→ **Work to be completed**: Check every line below for the string "case", and copy the lines that contain it.

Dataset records
================================
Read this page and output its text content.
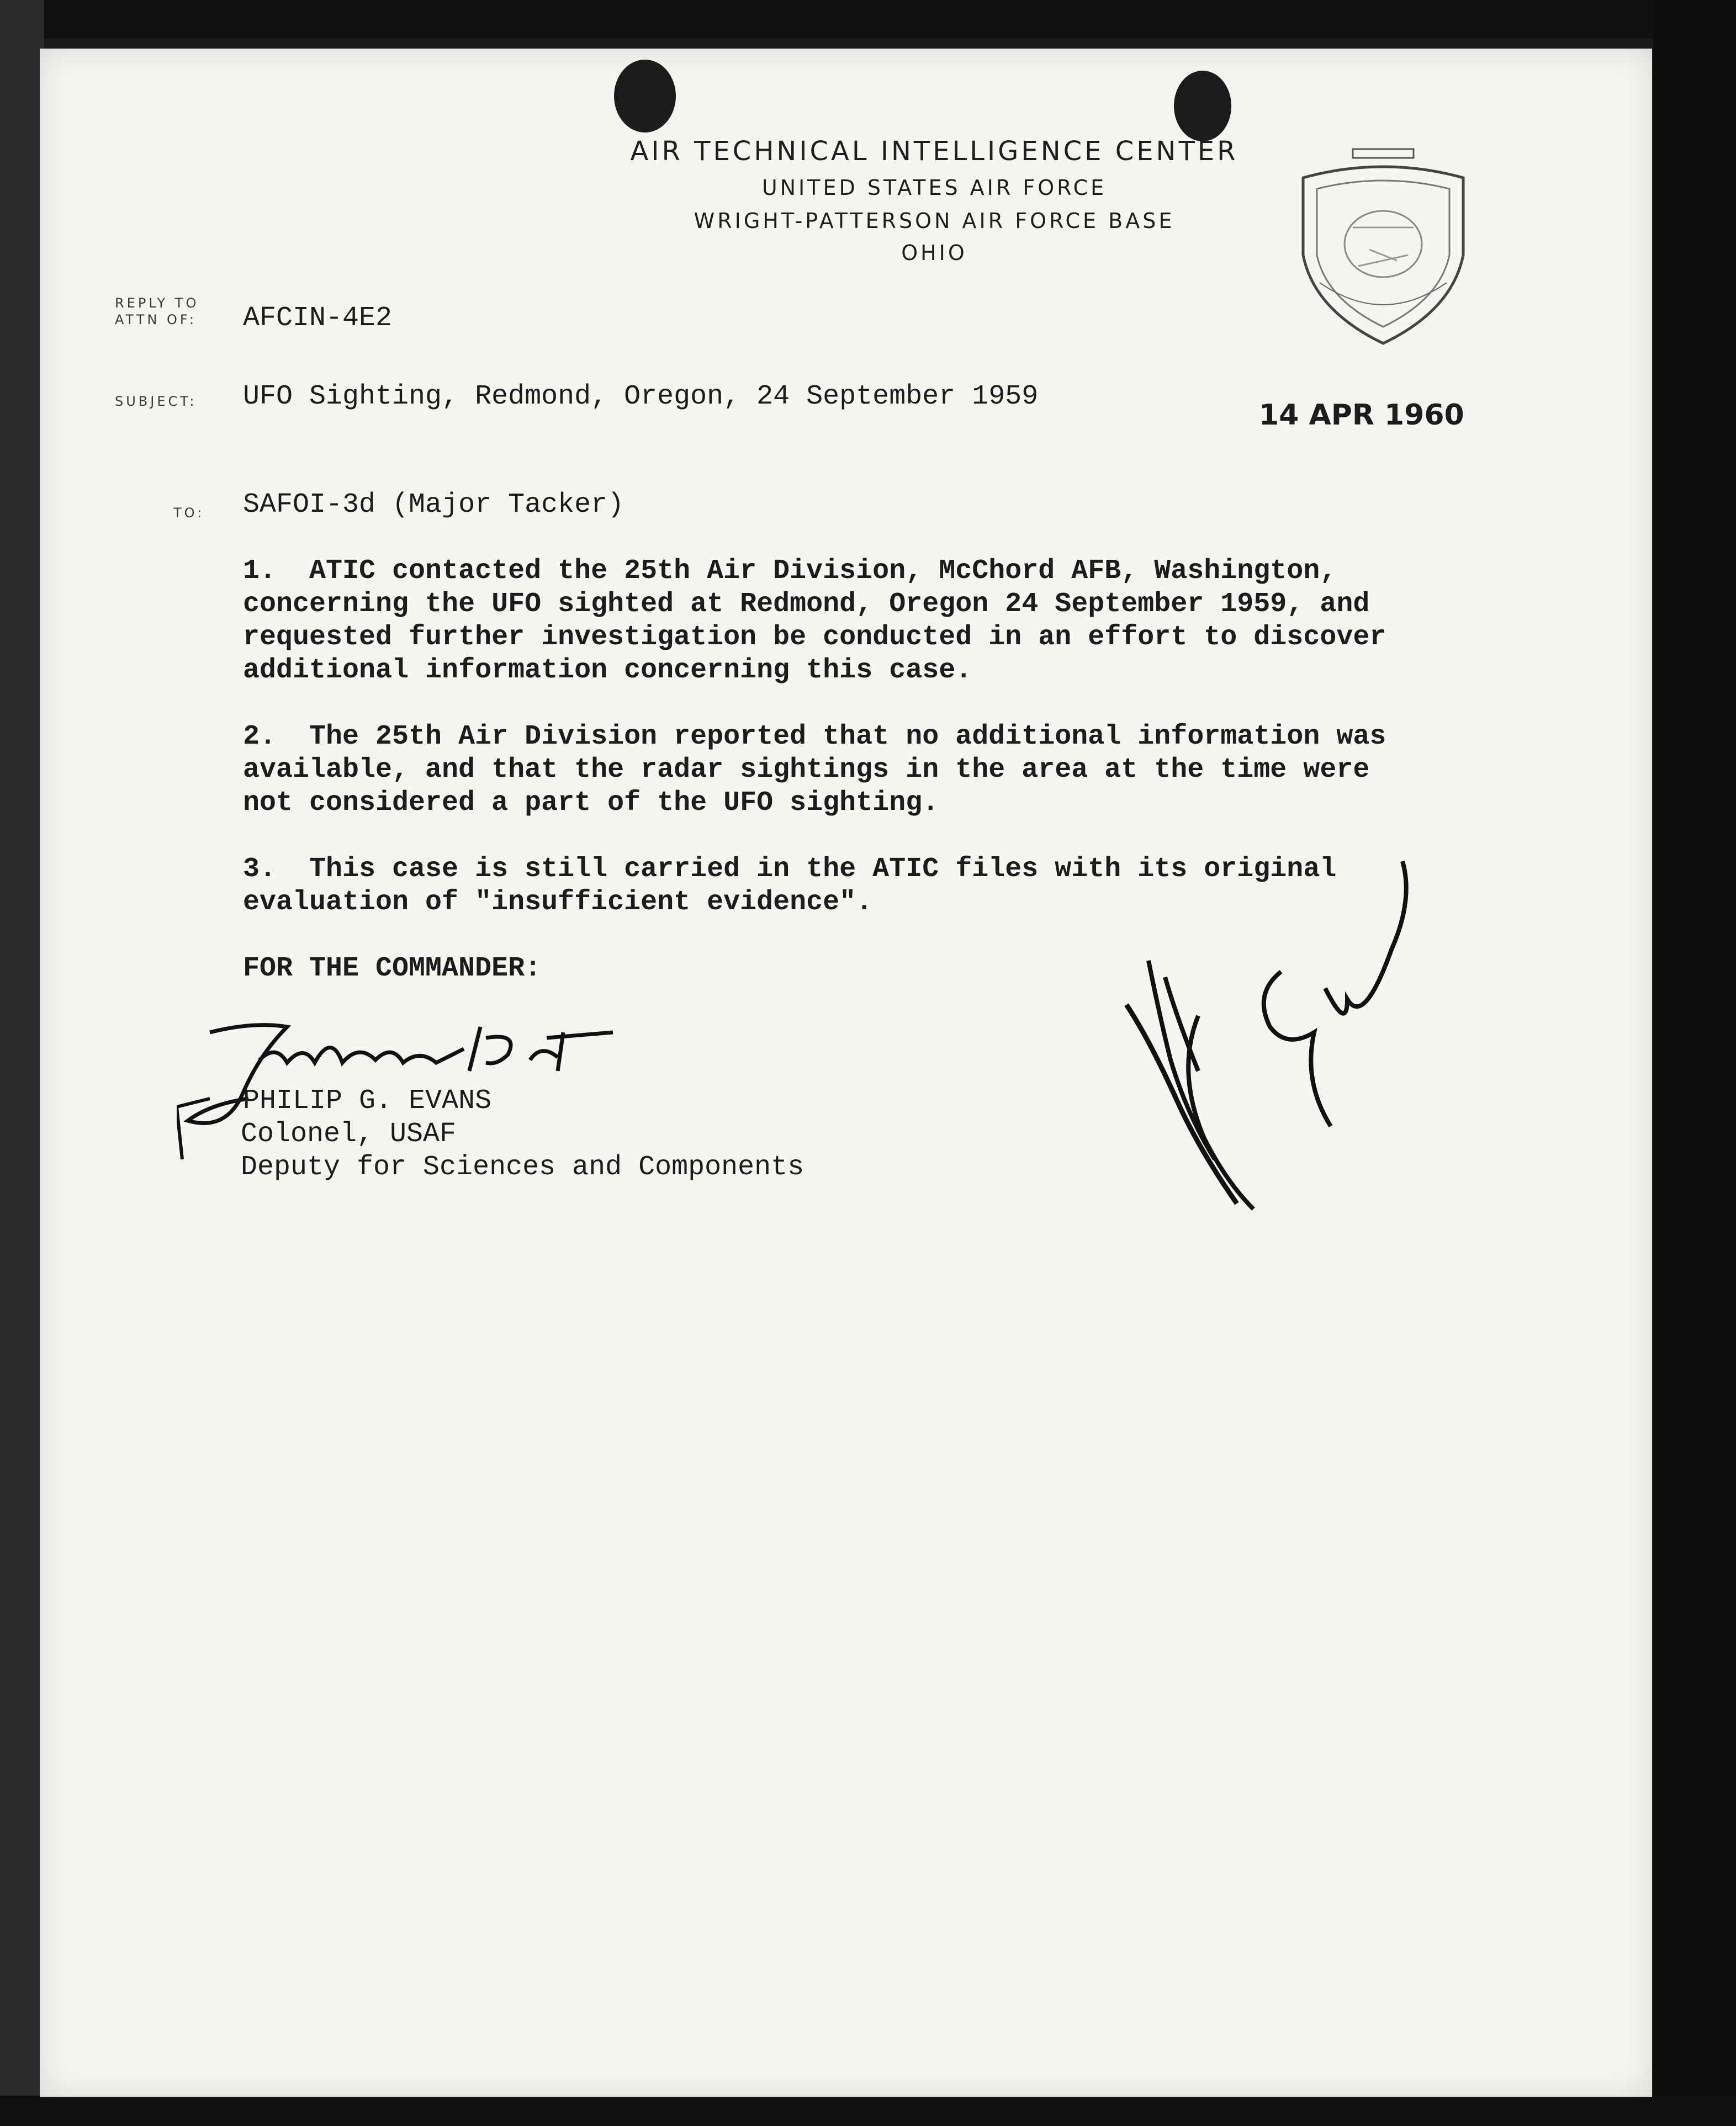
AIR TECHNICAL INTELLIGENCE CENTER
UNITED STATES AIR FORCE
WRIGHT-PATTERSON AIR FORCE BASE
OHIO
REPLY TO
ATTN OF: AFCIN-4E2
SUBJECT: UFO Sighting, Redmond, Oregon, 24 September 1959
14 APR 1960
TO: SAFOI-3d (Major Tacker)
1.  ATIC contacted the 25th Air Division, McChord AFB, Washington,
concerning the UFO sighted at Redmond, Oregon 24 September 1959, and
requested further investigation be conducted in an effort to discover
additional information concerning this case.
2.  The 25th Air Division reported that no additional information was
available, and that the radar sightings in the area at the time were
not considered a part of the UFO sighting.
3.  This case is still carried in the ATIC files with its original
evaluation of "insufficient evidence".
FOR THE COMMANDER:
PHILIP G. EVANS
Colonel, USAF
Deputy for Sciences and Components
================================
→ **Correct result**:
additional information concerning this case.
3.  This case is still carried in the ATIC files with its original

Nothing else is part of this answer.